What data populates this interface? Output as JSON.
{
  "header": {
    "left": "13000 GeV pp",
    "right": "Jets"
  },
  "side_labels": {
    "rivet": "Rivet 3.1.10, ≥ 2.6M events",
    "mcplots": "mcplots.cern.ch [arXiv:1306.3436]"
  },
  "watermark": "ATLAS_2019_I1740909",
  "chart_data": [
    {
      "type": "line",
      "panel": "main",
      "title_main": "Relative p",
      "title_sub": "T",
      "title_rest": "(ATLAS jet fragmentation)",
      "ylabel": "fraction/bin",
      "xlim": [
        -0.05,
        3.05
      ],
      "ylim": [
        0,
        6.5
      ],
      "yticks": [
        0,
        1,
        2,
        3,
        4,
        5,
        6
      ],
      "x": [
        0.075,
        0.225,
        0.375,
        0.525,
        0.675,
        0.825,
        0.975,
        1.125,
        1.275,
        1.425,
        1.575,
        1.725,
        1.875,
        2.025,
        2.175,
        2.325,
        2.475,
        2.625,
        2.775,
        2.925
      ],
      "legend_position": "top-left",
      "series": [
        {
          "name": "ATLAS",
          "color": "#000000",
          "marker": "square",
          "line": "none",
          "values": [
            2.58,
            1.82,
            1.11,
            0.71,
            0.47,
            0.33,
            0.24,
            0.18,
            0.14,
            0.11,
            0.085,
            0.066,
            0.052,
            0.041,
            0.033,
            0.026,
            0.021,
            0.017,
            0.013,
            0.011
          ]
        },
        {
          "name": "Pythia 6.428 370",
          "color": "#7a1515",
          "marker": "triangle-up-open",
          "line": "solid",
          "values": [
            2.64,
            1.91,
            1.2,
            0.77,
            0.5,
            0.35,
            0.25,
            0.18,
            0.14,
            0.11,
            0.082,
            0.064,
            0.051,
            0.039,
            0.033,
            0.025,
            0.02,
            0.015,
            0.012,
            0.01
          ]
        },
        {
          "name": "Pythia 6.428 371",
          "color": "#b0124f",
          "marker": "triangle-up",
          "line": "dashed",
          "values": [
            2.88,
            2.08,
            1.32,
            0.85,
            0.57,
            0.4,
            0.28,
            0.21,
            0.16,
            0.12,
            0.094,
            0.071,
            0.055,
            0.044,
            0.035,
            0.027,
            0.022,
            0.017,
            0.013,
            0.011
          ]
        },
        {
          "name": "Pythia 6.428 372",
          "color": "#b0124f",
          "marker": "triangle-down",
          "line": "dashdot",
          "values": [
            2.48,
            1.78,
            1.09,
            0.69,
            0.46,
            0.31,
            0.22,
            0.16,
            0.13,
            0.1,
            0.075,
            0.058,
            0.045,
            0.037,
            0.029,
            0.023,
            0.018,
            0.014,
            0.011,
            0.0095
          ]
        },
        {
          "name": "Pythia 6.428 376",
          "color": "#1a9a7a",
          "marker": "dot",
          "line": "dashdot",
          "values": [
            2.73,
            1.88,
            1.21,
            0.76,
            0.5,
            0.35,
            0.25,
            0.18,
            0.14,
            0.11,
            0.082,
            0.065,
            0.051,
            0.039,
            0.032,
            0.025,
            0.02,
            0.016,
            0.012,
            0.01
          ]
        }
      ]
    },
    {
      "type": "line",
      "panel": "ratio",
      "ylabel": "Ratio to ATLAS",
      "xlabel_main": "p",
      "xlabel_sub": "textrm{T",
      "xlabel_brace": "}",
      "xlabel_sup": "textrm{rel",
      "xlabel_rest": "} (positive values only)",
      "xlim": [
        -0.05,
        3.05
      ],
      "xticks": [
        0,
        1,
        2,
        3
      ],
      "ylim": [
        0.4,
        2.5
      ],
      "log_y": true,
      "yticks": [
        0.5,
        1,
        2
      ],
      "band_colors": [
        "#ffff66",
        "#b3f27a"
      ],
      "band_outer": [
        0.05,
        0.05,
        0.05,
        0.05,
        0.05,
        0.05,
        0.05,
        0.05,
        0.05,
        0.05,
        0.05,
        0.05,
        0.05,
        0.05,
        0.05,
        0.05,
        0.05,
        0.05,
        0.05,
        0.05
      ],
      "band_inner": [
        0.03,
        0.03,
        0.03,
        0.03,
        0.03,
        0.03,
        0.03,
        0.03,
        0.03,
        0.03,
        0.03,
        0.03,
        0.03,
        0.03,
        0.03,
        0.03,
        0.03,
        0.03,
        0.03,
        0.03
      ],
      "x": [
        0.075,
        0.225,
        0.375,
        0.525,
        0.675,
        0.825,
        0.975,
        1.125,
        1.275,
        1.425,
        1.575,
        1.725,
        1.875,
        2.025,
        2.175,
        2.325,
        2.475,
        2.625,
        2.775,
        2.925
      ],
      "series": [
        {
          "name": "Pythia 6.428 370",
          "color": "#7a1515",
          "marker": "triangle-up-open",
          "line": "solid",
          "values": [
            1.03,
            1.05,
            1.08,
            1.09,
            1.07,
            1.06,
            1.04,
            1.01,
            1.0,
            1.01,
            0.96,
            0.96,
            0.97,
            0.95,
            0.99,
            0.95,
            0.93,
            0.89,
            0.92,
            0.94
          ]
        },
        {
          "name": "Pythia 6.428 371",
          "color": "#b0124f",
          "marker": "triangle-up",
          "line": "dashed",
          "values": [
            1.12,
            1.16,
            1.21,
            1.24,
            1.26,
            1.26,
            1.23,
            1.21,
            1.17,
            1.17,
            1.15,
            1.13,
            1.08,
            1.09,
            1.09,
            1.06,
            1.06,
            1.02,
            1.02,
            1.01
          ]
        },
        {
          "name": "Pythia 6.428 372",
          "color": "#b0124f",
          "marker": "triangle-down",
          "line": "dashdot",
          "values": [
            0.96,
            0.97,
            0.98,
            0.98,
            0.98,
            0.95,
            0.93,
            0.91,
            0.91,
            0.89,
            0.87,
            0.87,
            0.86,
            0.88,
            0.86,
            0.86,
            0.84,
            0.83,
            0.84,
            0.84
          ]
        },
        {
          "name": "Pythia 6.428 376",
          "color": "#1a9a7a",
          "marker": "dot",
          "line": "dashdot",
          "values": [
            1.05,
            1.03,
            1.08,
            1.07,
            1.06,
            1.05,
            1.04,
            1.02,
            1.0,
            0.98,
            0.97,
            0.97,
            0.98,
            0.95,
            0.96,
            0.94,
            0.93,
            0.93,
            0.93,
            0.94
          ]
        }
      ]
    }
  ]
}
+ + + +
Your objective :: Quote each line above in full, word for word.

Output of the exercise ::
What data populates this interface? Output as JSON.
{
  "header": {
    "left": "13000 GeV pp",
    "right": "Jets"
  },
  "side_labels": {
    "rivet": "Rivet 3.1.10, ≥ 2.6M events",
    "mcplots": "mcplots.cern.ch [arXiv:1306.3436]"
  },
  "watermark": "ATLAS_2019_I1740909",
  "chart_data": [
    {
      "type": "line",
      "panel": "main",
      "title_main": "Relative p",
      "title_sub": "T",
      "title_rest": "(ATLAS jet fragmentation)",
      "ylabel": "fraction/bin",
      "xlim": [
        -0.05,
        3.05
      ],
      "ylim": [
        0,
        6.5
      ],
      "yticks": [
        0,
        1,
        2,
        3,
        4,
        5,
        6
      ],
      "x": [
        0.075,
        0.225,
        0.375,
        0.525,
        0.675,
        0.825,
        0.975,
        1.125,
        1.275,
        1.425,
        1.575,
        1.725,
        1.875,
        2.025,
        2.175,
        2.325,
        2.475,
        2.625,
        2.775,
        2.925
      ],
      "legend_position": "top-left",
      "series": [
        {
          "name": "ATLAS",
          "color": "#000000",
          "marker": "square",
          "line": "none",
          "values": [
            2.58,
            1.82,
            1.11,
            0.71,
            0.47,
            0.33,
            0.24,
            0.18,
            0.14,
            0.11,
            0.085,
            0.066,
            0.052,
            0.041,
            0.033,
            0.026,
            0.021,
            0.017,
            0.013,
            0.011
          ]
        },
        {
          "name": "Pythia 6.428 370",
          "color": "#7a1515",
          "marker": "triangle-up-open",
          "line": "solid",
          "values": [
            2.64,
            1.91,
            1.2,
            0.77,
            0.5,
            0.35,
            0.25,
            0.18,
            0.14,
            0.11,
            0.082,
            0.064,
            0.051,
            0.039,
            0.033,
            0.025,
            0.02,
            0.015,
            0.012,
            0.01
          ]
        },
        {
          "name": "Pythia 6.428 371",
          "color": "#b0124f",
          "marker": "triangle-up",
          "line": "dashed",
          "values": [
            2.88,
            2.08,
            1.32,
            0.85,
            0.57,
            0.4,
            0.28,
            0.21,
            0.16,
            0.12,
            0.094,
            0.071,
            0.055,
            0.044,
            0.035,
            0.027,
            0.022,
            0.017,
            0.013,
            0.011
          ]
        },
        {
          "name": "Pythia 6.428 372",
          "color": "#b0124f",
          "marker": "triangle-down",
          "line": "dashdot",
          "values": [
            2.48,
            1.78,
            1.09,
            0.69,
            0.46,
            0.31,
            0.22,
            0.16,
            0.13,
            0.1,
            0.075,
            0.058,
            0.045,
            0.037,
            0.029,
            0.023,
            0.018,
            0.014,
            0.011,
            0.0095
          ]
        },
        {
          "name": "Pythia 6.428 376",
          "color": "#1a9a7a",
          "marker": "dot",
          "line": "dashdot",
          "values": [
            2.73,
            1.88,
            1.21,
            0.76,
            0.5,
            0.35,
            0.25,
            0.18,
            0.14,
            0.11,
            0.082,
            0.065,
            0.051,
            0.039,
            0.032,
            0.025,
            0.02,
            0.016,
            0.012,
            0.01
          ]
        }
      ]
    },
    {
      "type": "line",
      "panel": "ratio",
      "ylabel": "Ratio to ATLAS",
      "xlabel_main": "p",
      "xlabel_sub": "textrm{T",
      "xlabel_brace": "}",
      "xlabel_sup": "textrm{rel",
      "xlabel_rest": "} (positive values only)",
      "xlim": [
        -0.05,
        3.05
      ],
      "xticks": [
        0,
        1,
        2,
        3
      ],
      "ylim": [
        0.4,
        2.5
      ],
      "log_y": true,
      "yticks": [
        0.5,
        1,
        2
      ],
      "band_colors": [
        "#ffff66",
        "#b3f27a"
      ],
      "band_outer": [
        0.05,
        0.05,
        0.05,
        0.05,
        0.05,
        0.05,
        0.05,
        0.05,
        0.05,
        0.05,
        0.05,
        0.05,
        0.05,
        0.05,
        0.05,
        0.05,
        0.05,
        0.05,
        0.05,
        0.05
      ],
      "band_inner": [
        0.03,
        0.03,
        0.03,
        0.03,
        0.03,
        0.03,
        0.03,
        0.03,
        0.03,
        0.03,
        0.03,
        0.03,
        0.03,
        0.03,
        0.03,
        0.03,
        0.03,
        0.03,
        0.03,
        0.03
      ],
      "x": [
        0.075,
        0.225,
        0.375,
        0.525,
        0.675,
        0.825,
        0.975,
        1.125,
        1.275,
        1.425,
        1.575,
        1.725,
        1.875,
        2.025,
        2.175,
        2.325,
        2.475,
        2.625,
        2.775,
        2.925
      ],
      "series": [
        {
          "name": "Pythia 6.428 370",
          "color": "#7a1515",
          "marker": "triangle-up-open",
          "line": "solid",
          "values": [
            1.03,
            1.05,
            1.08,
            1.09,
            1.07,
            1.06,
            1.04,
            1.01,
            1.0,
            1.01,
            0.96,
            0.96,
            0.97,
            0.95,
            0.99,
            0.95,
            0.93,
            0.89,
            0.92,
            0.94
          ]
        },
        {
          "name": "Pythia 6.428 371",
          "color": "#b0124f",
          "marker": "triangle-up",
          "line": "dashed",
          "values": [
            1.12,
            1.16,
            1.21,
            1.24,
            1.26,
            1.26,
            1.23,
            1.21,
            1.17,
            1.17,
            1.15,
            1.13,
            1.08,
            1.09,
            1.09,
            1.06,
            1.06,
            1.02,
            1.02,
            1.01
          ]
        },
        {
          "name": "Pythia 6.428 372",
          "color": "#b0124f",
          "marker": "triangle-down",
          "line": "dashdot",
          "values": [
            0.96,
            0.97,
            0.98,
            0.98,
            0.98,
            0.95,
            0.93,
            0.91,
            0.91,
            0.89,
            0.87,
            0.87,
            0.86,
            0.88,
            0.86,
            0.86,
            0.84,
            0.83,
            0.84,
            0.84
          ]
        },
        {
          "name": "Pythia 6.428 376",
          "color": "#1a9a7a",
          "marker": "dot",
          "line": "dashdot",
          "values": [
            1.05,
            1.03,
            1.08,
            1.07,
            1.06,
            1.05,
            1.04,
            1.02,
            1.0,
            0.98,
            0.97,
            0.97,
            0.98,
            0.95,
            0.96,
            0.94,
            0.93,
            0.93,
            0.93,
            0.94
          ]
        }
      ]
    }
  ]
}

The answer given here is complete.